>> BEGIN Document segment
### Rscript for categorical predictors

##########################
### dichotomous variable #
##########################

library(ISwR)
data(cystfibr)
names(cystfibr)
attach(cystfibr)
sex
# 0=male, 1=female

# exploratory plot of pemax (maximum experitory pressure vs age and gender)
# do you think the effect of gender is significant?
plot(pemax ~ age, pch=sex+1, col=sex+1)
legend(x=7,y=195,legend=c("male","female"),pch=c(1,2),col=c(1,2))

# sex is already coded with 0's and 1's
# we don't have to construct a dummy variable
m1 <- lm(pemax ~ age + sex)
summary(m1)
alpha.hat <- m1$coef[1]
beta.hat <- m1$coef[2]
gamma.hat <- m1$coef[3]
plot(pemax ~ age, pch=sex+1, col=sex+1)
legend(x=7,y=195,legend=c("male","female"),pch=c(1,2),col=c(1,2))
abline(alpha.hat,beta.hat,col=1,lwd=2)
abline(alpha.hat+gamma.hat,beta.hat,col=2,lwd=2)

# is the effect of sex significant?
# see p-value in summary(lm), or do incremental F-test:
m0 <- lm(pemax~age)
m1 <- lm(pemax~age+sex)
anova(m0,m1)



#########################
### polytomous variable #
#########################

library(car)
>> END Document segment
◆ **Directions**:
Can you reproduce the R script on categorical predictors word for word? The items after this point have no connection to the R script.
>> BEGIN Provided data
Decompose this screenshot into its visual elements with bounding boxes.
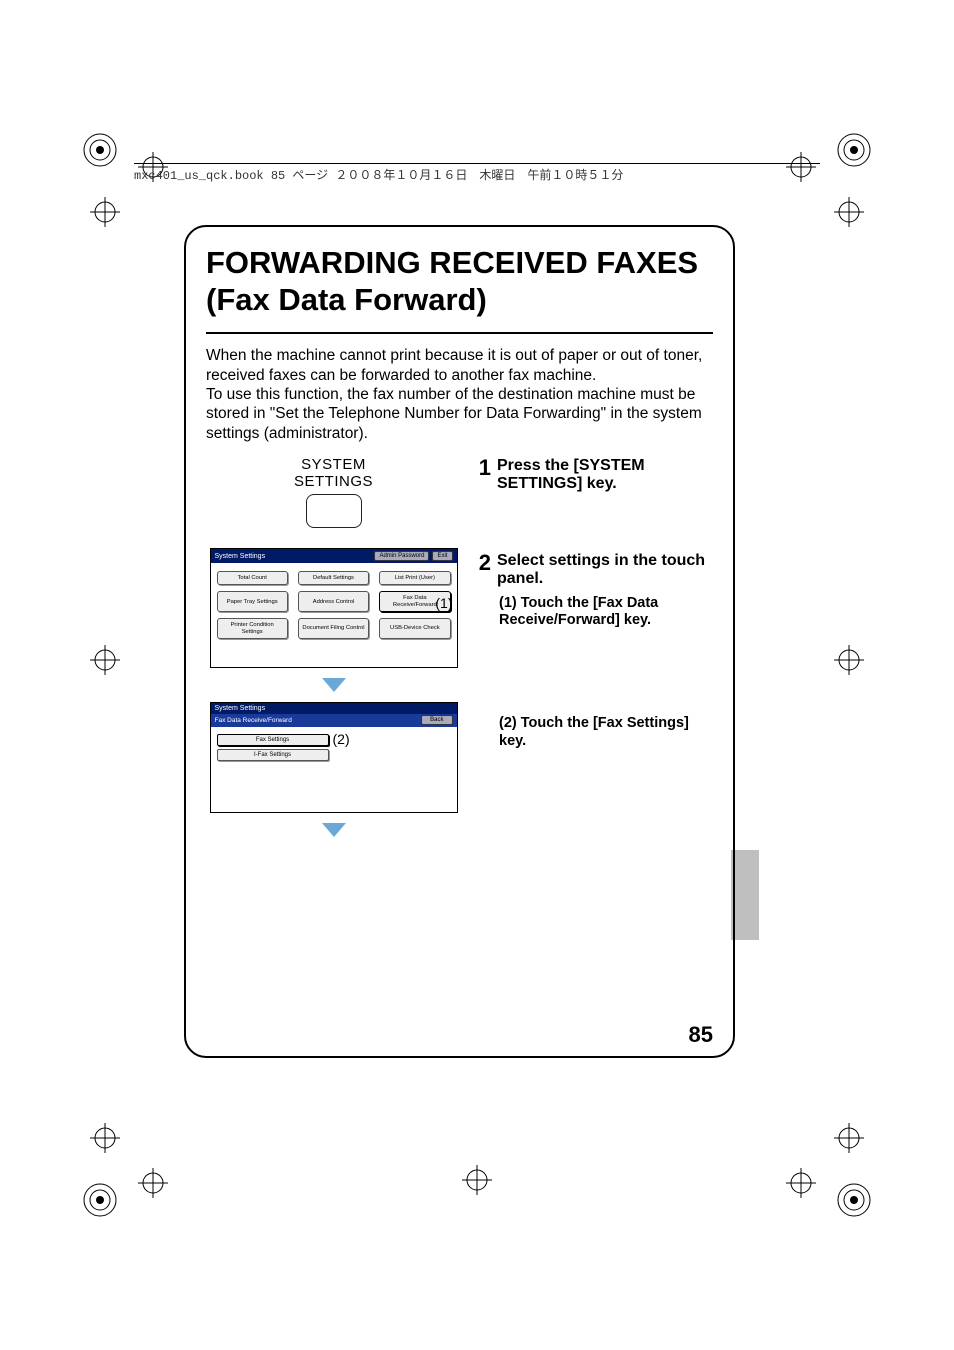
panel2-subtitle: Fax Data Receive/Forward [215, 717, 292, 724]
btn-printer-condition[interactable]: Printer Condition Settings [217, 618, 288, 639]
page-title: FORWARDING RECEIVED FAXES (Fax Data Forw… [206, 243, 713, 334]
admin-password-button[interactable]: Admin Password [374, 551, 429, 561]
intro-text: When the machine cannot print because it… [206, 346, 713, 443]
panel2-title: System Settings [215, 705, 266, 712]
reg-mark [834, 1123, 864, 1153]
crop-mark-bl [80, 1180, 120, 1220]
btn-doc-filing[interactable]: Document Filing Control [298, 618, 369, 639]
crop-mark-br [834, 1180, 874, 1220]
header-text: mxc401_us_qck.book 85 ページ ２００８年１０月１６日 木曜… [134, 169, 623, 183]
reg-mark [90, 645, 120, 675]
reg-mark [138, 1168, 168, 1198]
sys-label-1: SYSTEM [206, 457, 461, 474]
page-header: mxc401_us_qck.book 85 ページ ２００８年１０月１６日 木曜… [134, 163, 820, 183]
crop-mark-tr [834, 130, 874, 170]
step-2b: 2 (2) Touch the [Fax Settings] key. [473, 711, 713, 750]
system-settings-key[interactable] [306, 494, 362, 528]
reg-mark [834, 197, 864, 227]
sys-label-2: SETTINGS [206, 474, 461, 491]
reg-mark [90, 1123, 120, 1153]
panel-system-settings: System Settings Admin Password Exit Tota… [210, 548, 458, 668]
btn-usb-device[interactable]: USB-Device Check [379, 618, 450, 639]
back-button[interactable]: Back [421, 715, 452, 725]
step-2-sub-1: (1) Touch the [Fax Data Receive/Forward]… [497, 595, 713, 630]
step-2-sub-2: (2) Touch the [Fax Settings] key. [497, 715, 713, 750]
side-tab [731, 850, 759, 940]
step-1: 1 Press the [SYSTEM SETTINGS] key. [473, 457, 713, 500]
btn-default-settings[interactable]: Default Settings [298, 571, 369, 585]
system-settings-key-block: SYSTEM SETTINGS [206, 457, 461, 528]
btn-list-print[interactable]: List Print (User) [379, 571, 450, 585]
page-number: 85 [689, 1022, 713, 1048]
arrow-down-icon [322, 823, 346, 837]
reg-mark [462, 1165, 492, 1195]
crop-mark-tl [80, 130, 120, 170]
step-2-title: Select settings in the touch panel. [497, 552, 713, 589]
exit-button[interactable]: Exit [432, 551, 452, 561]
btn-fax-settings[interactable]: Fax Settings [217, 734, 329, 746]
reg-mark [786, 1168, 816, 1198]
reg-mark [834, 645, 864, 675]
annotation-2: (2) [333, 731, 350, 747]
step-2: 2 Select settings in the touch panel. (1… [473, 552, 713, 630]
btn-address-control[interactable]: Address Control [298, 591, 369, 612]
step-number: 2 [473, 552, 491, 630]
page-frame: FORWARDING RECEIVED FAXES (Fax Data Forw… [184, 225, 735, 1058]
arrow-down-icon [322, 678, 346, 692]
panel-fax-data-receive-forward: System Settings Fax Data Receive/Forward… [210, 702, 458, 813]
step-number: 1 [473, 457, 491, 500]
reg-mark [90, 197, 120, 227]
btn-total-count[interactable]: Total Count [217, 571, 288, 585]
panel1-title: System Settings [215, 553, 266, 560]
btn-ifax-settings[interactable]: I-Fax Settings [217, 749, 329, 761]
step-1-title: Press the [SYSTEM SETTINGS] key. [497, 457, 713, 494]
annotation-1: (1) [435, 595, 452, 611]
btn-paper-tray[interactable]: Paper Tray Settings [217, 591, 288, 612]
>> END Provided data
◆ **Solution below**:
### Rscript for categorical predictors

##########################
### dichotomous variable #
##########################

library(ISwR)
data(cystfibr)
names(cystfibr)
attach(cystfibr)
sex
# 0=male, 1=female

# exploratory plot of pemax (maximum experitory pressure vs age and gender)
# do you think the effect of gender is significant?
plot(pemax ~ age, pch=sex+1, col=sex+1)
legend(x=7,y=195,legend=c("male","female"),pch=c(1,2),col=c(1,2))

# sex is already coded with 0's and 1's
# we don't have to construct a dummy variable
m1 <- lm(pemax ~ age + sex)
summary(m1)
alpha.hat <- m1$coef[1]
beta.hat <- m1$coef[2]
gamma.hat <- m1$coef[3]
plot(pemax ~ age, pch=sex+1, col=sex+1)
legend(x=7,y=195,legend=c("male","female"),pch=c(1,2),col=c(1,2))
abline(alpha.hat,beta.hat,col=1,lwd=2)
abline(alpha.hat+gamma.hat,beta.hat,col=2,lwd=2)

# is the effect of sex significant?
# see p-value in summary(lm), or do incremental F-test:
m0 <- lm(pemax~age)
m1 <- lm(pemax~age+sex)
anova(m0,m1)



#########################
### polytomous variable #
#########################

library(car)